-- start --

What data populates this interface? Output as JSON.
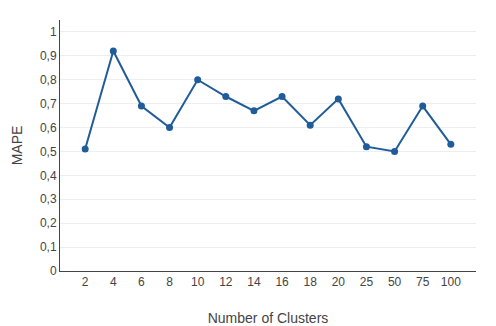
{
  "chart_data": {
    "type": "line",
    "categories": [
      "2",
      "4",
      "6",
      "8",
      "10",
      "12",
      "14",
      "16",
      "18",
      "20",
      "25",
      "50",
      "75",
      "100"
    ],
    "values": [
      0.51,
      0.92,
      0.69,
      0.6,
      0.8,
      0.73,
      0.67,
      0.73,
      0.61,
      0.72,
      0.52,
      0.5,
      0.69,
      0.53
    ],
    "xlabel": "Number of Clusters",
    "ylabel": "MAPE",
    "ylim": [
      0,
      1.05
    ],
    "yticks": [
      0,
      {
        "value": 0.1,
        "label": "0,1"
      },
      {
        "value": 0.2,
        "label": "0,2"
      },
      {
        "value": 0.3,
        "label": "0,3"
      },
      {
        "value": 0.4,
        "label": "0,4"
      },
      {
        "value": 0.5,
        "label": "0,5"
      },
      {
        "value": 0.6,
        "label": "0,6"
      },
      {
        "value": 0.7,
        "label": "0,7"
      },
      {
        "value": 0.8,
        "label": "0,8"
      },
      {
        "value": 0.9,
        "label": "0,9"
      },
      1
    ],
    "color": "#1F5C99",
    "marker": "circle",
    "grid": true
  }
}
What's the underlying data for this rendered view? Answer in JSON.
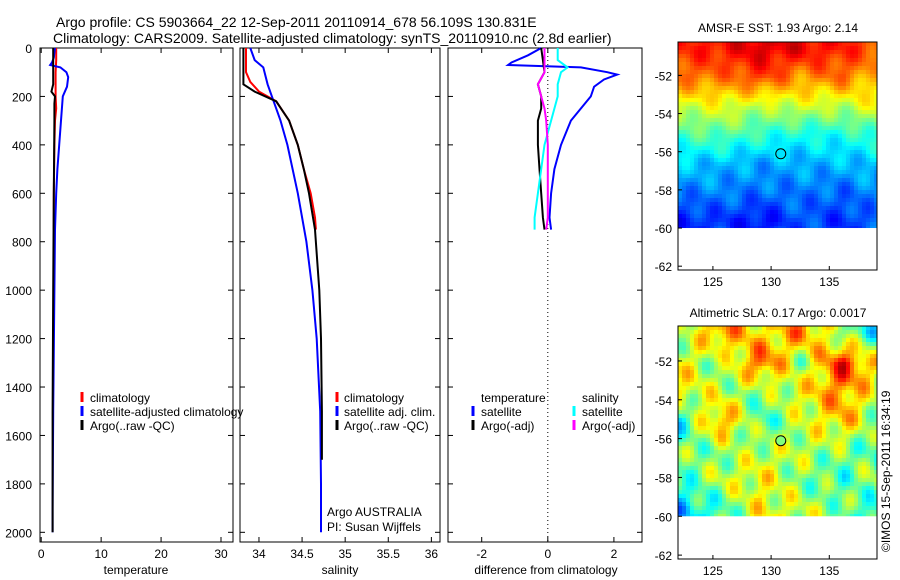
{
  "title": {
    "line1": "Argo profile: CS 5903664_22 12-Sep-2011 20110914_678 56.109S 130.831E",
    "line2": "Climatology: CARS2009. Satellite-adjusted climatology: synTS_20110910.nc (2.8d earlier)"
  },
  "credit": "©IMOS 15-Sep-2011 16:34:19",
  "annotation": [
    "Argo AUSTRALIA",
    "PI: Susan Wijffels"
  ],
  "colors": {
    "climatology": "#ff0000",
    "satellite": "#0000ff",
    "argo": "#000000",
    "sal_satellite": "#00ffff",
    "sal_argo": "#ff00ff"
  },
  "chart_data": [
    {
      "type": "line",
      "id": "temperature",
      "xlabel": "temperature",
      "ylabel": "",
      "xlim": [
        -0.2,
        32
      ],
      "ylim": [
        2040,
        0
      ],
      "xticks": [
        0,
        10,
        20,
        30
      ],
      "yticks": [
        0,
        200,
        400,
        600,
        800,
        1000,
        1200,
        1400,
        1600,
        1800,
        2000
      ],
      "legend": [
        "climatology",
        "satellite-adjusted climatology",
        "Argo(..raw -QC)"
      ],
      "series": [
        {
          "name": "climatology",
          "color": "#ff0000",
          "depth": [
            0,
            50,
            100,
            150,
            200,
            250,
            300,
            400,
            600,
            750
          ],
          "values": [
            2.5,
            2.5,
            2.4,
            2.4,
            2.4,
            2.5,
            2.3,
            2.2,
            2.1,
            2.1
          ]
        },
        {
          "name": "satellite-adjusted climatology",
          "color": "#0000ff",
          "depth": [
            0,
            40,
            60,
            70,
            80,
            100,
            120,
            160,
            200,
            300,
            400,
            500,
            600,
            750,
            1000,
            1500,
            1900,
            2000
          ],
          "values": [
            2.3,
            2.1,
            1.8,
            1.5,
            3.2,
            4.2,
            4.5,
            4.3,
            3.6,
            3.3,
            3.0,
            2.7,
            2.5,
            2.3,
            2.2,
            2.0,
            1.9,
            1.9
          ]
        },
        {
          "name": "Argo(..raw -QC)",
          "color": "#000000",
          "depth": [
            0,
            100,
            150,
            180,
            200,
            230,
            300,
            600,
            1000,
            1500,
            1900,
            2000
          ],
          "values": [
            2.0,
            2.0,
            2.0,
            1.7,
            2.3,
            2.2,
            2.2,
            2.1,
            2.0,
            1.9,
            1.9,
            1.9
          ]
        }
      ]
    },
    {
      "type": "line",
      "id": "salinity",
      "xlabel": "salinity",
      "xlim": [
        33.78,
        36.1
      ],
      "ylim": [
        2040,
        0
      ],
      "xticks": [
        34,
        34.5,
        35,
        35.5,
        36
      ],
      "legend": [
        "climatology",
        "satellite adj. clim.",
        "Argo(..raw -QC)"
      ],
      "series": [
        {
          "name": "climatology",
          "color": "#ff0000",
          "depth": [
            0,
            100,
            140,
            180,
            220,
            300,
            400,
            500,
            600,
            700,
            750
          ],
          "values": [
            33.85,
            33.85,
            33.9,
            34.0,
            34.2,
            34.35,
            34.45,
            34.52,
            34.6,
            34.65,
            34.66
          ]
        },
        {
          "name": "satellite adj. clim.",
          "color": "#0000ff",
          "depth": [
            0,
            50,
            80,
            150,
            200,
            300,
            400,
            600,
            800,
            1000,
            1200,
            1500,
            1800,
            2000
          ],
          "values": [
            33.9,
            33.95,
            34.05,
            34.1,
            34.15,
            34.25,
            34.33,
            34.45,
            34.55,
            34.62,
            34.67,
            34.71,
            34.72,
            34.72
          ]
        },
        {
          "name": "Argo(..raw -QC)",
          "color": "#000000",
          "depth": [
            0,
            100,
            150,
            180,
            220,
            300,
            400,
            500,
            600,
            750,
            1000,
            1200,
            1500,
            1700
          ],
          "values": [
            33.82,
            33.82,
            33.82,
            33.95,
            34.2,
            34.35,
            34.45,
            34.52,
            34.58,
            34.65,
            34.7,
            34.72,
            34.73,
            34.73
          ]
        }
      ]
    },
    {
      "type": "line",
      "id": "difference",
      "xlabel": "difference from climatology",
      "xlim": [
        -3.02,
        2.85
      ],
      "ylim": [
        2040,
        0
      ],
      "xticks": [
        -2,
        0,
        2
      ],
      "legend_temperature_title": "temperature",
      "legend_salinity_title": "salinity",
      "legend": [
        "satellite",
        "Argo(-adj)",
        "satellite",
        "Argo(-adj)"
      ],
      "series": [
        {
          "name": "temperature satellite",
          "color": "#0000ff",
          "depth": [
            0,
            30,
            60,
            70,
            80,
            100,
            110,
            130,
            160,
            200,
            300,
            400,
            500,
            600,
            700,
            750
          ],
          "values": [
            -0.2,
            -0.6,
            -1.1,
            -1.2,
            1.0,
            1.8,
            2.1,
            1.7,
            1.4,
            1.3,
            0.7,
            0.4,
            0.2,
            0.1,
            0.05,
            0.1
          ]
        },
        {
          "name": "temperature Argo(-adj)",
          "color": "#000000",
          "depth": [
            0,
            50,
            100,
            150,
            200,
            250,
            300,
            400,
            500,
            600,
            700,
            750
          ],
          "values": [
            -0.2,
            -0.15,
            -0.1,
            -0.3,
            -0.2,
            -0.2,
            -0.3,
            -0.3,
            -0.25,
            -0.2,
            -0.15,
            -0.1
          ]
        },
        {
          "name": "salinity satellite",
          "color": "#00ffff",
          "depth": [
            0,
            50,
            80,
            100,
            150,
            200,
            300,
            400,
            500,
            600,
            700,
            750
          ],
          "values": [
            0.3,
            0.3,
            0.6,
            0.4,
            0.3,
            0.3,
            0.1,
            -0.1,
            -0.2,
            -0.3,
            -0.4,
            -0.4
          ]
        },
        {
          "name": "salinity Argo(-adj)",
          "color": "#ff00ff",
          "depth": [
            0,
            50,
            100,
            150,
            200,
            250,
            300,
            400,
            500,
            600,
            700,
            750
          ],
          "values": [
            -0.1,
            -0.1,
            -0.1,
            -0.3,
            -0.2,
            -0.1,
            -0.05,
            0.0,
            0.0,
            0.0,
            0.0,
            -0.05
          ]
        }
      ]
    },
    {
      "type": "heatmap",
      "id": "sst",
      "title": "AMSR-E SST: 1.93 Argo: 2.14",
      "xlim": [
        122,
        139.1
      ],
      "ylim": [
        -62.2,
        -50.25
      ],
      "xticks": [
        125,
        130,
        135
      ],
      "yticks": [
        -52,
        -54,
        -56,
        -58,
        -60,
        -62
      ],
      "data_lat_range": [
        -60,
        -50.25
      ],
      "clim": [
        -1,
        8
      ],
      "marker": {
        "lon": 130.831,
        "lat": -56.109,
        "value": 2.14
      },
      "grid_lats": [
        -50.5,
        -52,
        -53.5,
        -55,
        -56.5,
        -58,
        -59.5
      ],
      "grid_lons": [
        122,
        125.5,
        129,
        132.5,
        136,
        139
      ],
      "values": [
        [
          6.5,
          6.8,
          7.2,
          7.0,
          6.6,
          6.2
        ],
        [
          6.0,
          5.8,
          6.4,
          5.5,
          6.0,
          5.0
        ],
        [
          4.2,
          4.5,
          4.0,
          4.3,
          4.0,
          4.6
        ],
        [
          3.0,
          3.2,
          2.8,
          2.5,
          2.6,
          2.9
        ],
        [
          2.0,
          1.8,
          1.6,
          1.7,
          1.8,
          1.9
        ],
        [
          1.2,
          1.3,
          1.1,
          1.2,
          1.0,
          1.4
        ],
        [
          0.4,
          0.6,
          0.2,
          0.9,
          0.5,
          1.0
        ]
      ]
    },
    {
      "type": "heatmap",
      "id": "sla",
      "title": "Altimetric SLA: 0.17 Argo: 0.0017",
      "xlim": [
        122,
        139.1
      ],
      "ylim": [
        -62.2,
        -50.2
      ],
      "xticks": [
        125,
        130,
        135
      ],
      "yticks": [
        -52,
        -54,
        -56,
        -58,
        -60,
        -62
      ],
      "data_lat_range": [
        -60,
        -50.2
      ],
      "clim": [
        -0.4,
        0.4
      ],
      "marker": {
        "lon": 130.831,
        "lat": -56.109,
        "value": 0.0017
      },
      "grid_lats": [
        -50.5,
        -52,
        -53.5,
        -55,
        -56.5,
        -58,
        -59.5
      ],
      "grid_lons": [
        122,
        125.5,
        129,
        132.5,
        136,
        139
      ],
      "values": [
        [
          0.0,
          0.2,
          0.1,
          0.2,
          0.0,
          -0.1
        ],
        [
          0.1,
          0.0,
          0.25,
          0.0,
          0.3,
          0.1
        ],
        [
          0.1,
          0.05,
          0.0,
          0.1,
          0.2,
          0.05
        ],
        [
          -0.1,
          0.2,
          -0.05,
          0.05,
          0.15,
          0.0
        ],
        [
          0.0,
          0.0,
          0.05,
          0.05,
          0.0,
          -0.05
        ],
        [
          -0.05,
          0.05,
          0.1,
          0.0,
          -0.05,
          0.05
        ],
        [
          -0.15,
          -0.05,
          0.1,
          0.05,
          0.0,
          -0.1
        ]
      ]
    }
  ]
}
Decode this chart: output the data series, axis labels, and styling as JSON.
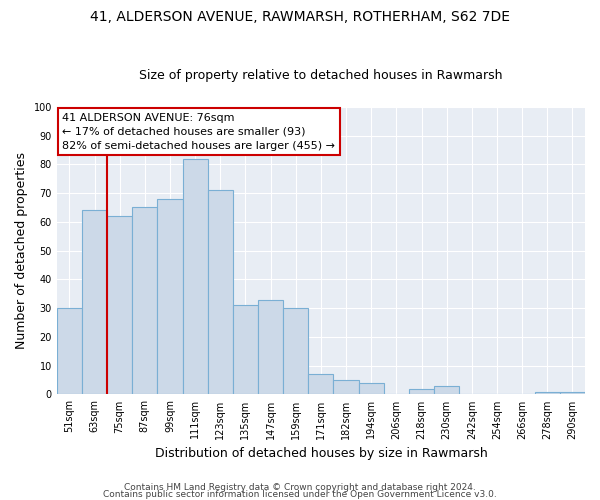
{
  "title": "41, ALDERSON AVENUE, RAWMARSH, ROTHERHAM, S62 7DE",
  "subtitle": "Size of property relative to detached houses in Rawmarsh",
  "xlabel": "Distribution of detached houses by size in Rawmarsh",
  "ylabel": "Number of detached properties",
  "bin_labels": [
    "51sqm",
    "63sqm",
    "75sqm",
    "87sqm",
    "99sqm",
    "111sqm",
    "123sqm",
    "135sqm",
    "147sqm",
    "159sqm",
    "171sqm",
    "182sqm",
    "194sqm",
    "206sqm",
    "218sqm",
    "230sqm",
    "242sqm",
    "254sqm",
    "266sqm",
    "278sqm",
    "290sqm"
  ],
  "bar_heights": [
    30,
    64,
    62,
    65,
    68,
    82,
    71,
    31,
    33,
    30,
    7,
    5,
    4,
    0,
    2,
    3,
    0,
    0,
    0,
    1,
    1
  ],
  "bar_color": "#ccd9e8",
  "bar_edge_color": "#7aafd4",
  "vline_color": "#cc0000",
  "vline_x_index": 1.5,
  "annotation_box_text": "41 ALDERSON AVENUE: 76sqm\n← 17% of detached houses are smaller (93)\n82% of semi-detached houses are larger (455) →",
  "annotation_box_edge_color": "#cc0000",
  "ylim": [
    0,
    100
  ],
  "yticks": [
    0,
    10,
    20,
    30,
    40,
    50,
    60,
    70,
    80,
    90,
    100
  ],
  "footer_line1": "Contains HM Land Registry data © Crown copyright and database right 2024.",
  "footer_line2": "Contains public sector information licensed under the Open Government Licence v3.0.",
  "plot_bg_color": "#e8edf4",
  "fig_bg_color": "#ffffff",
  "grid_color": "#ffffff",
  "title_fontsize": 10,
  "subtitle_fontsize": 9,
  "axis_label_fontsize": 9,
  "tick_fontsize": 7,
  "annotation_fontsize": 8,
  "footer_fontsize": 6.5
}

-- end --

§ AIM:
Locate the word "AVENUE" in the records above, and return each line that has it.

§ EXERCISE OUTPUT:
  "title": "41, ALDERSON AVENUE, RAWMARSH, ROTHERHAM, S62 7DE",
  "annotation_box_text": "41 ALDERSON AVENUE: 76sqm\n← 17% of detached houses are smaller (93)\n82% of semi-detached houses are larger (455) →",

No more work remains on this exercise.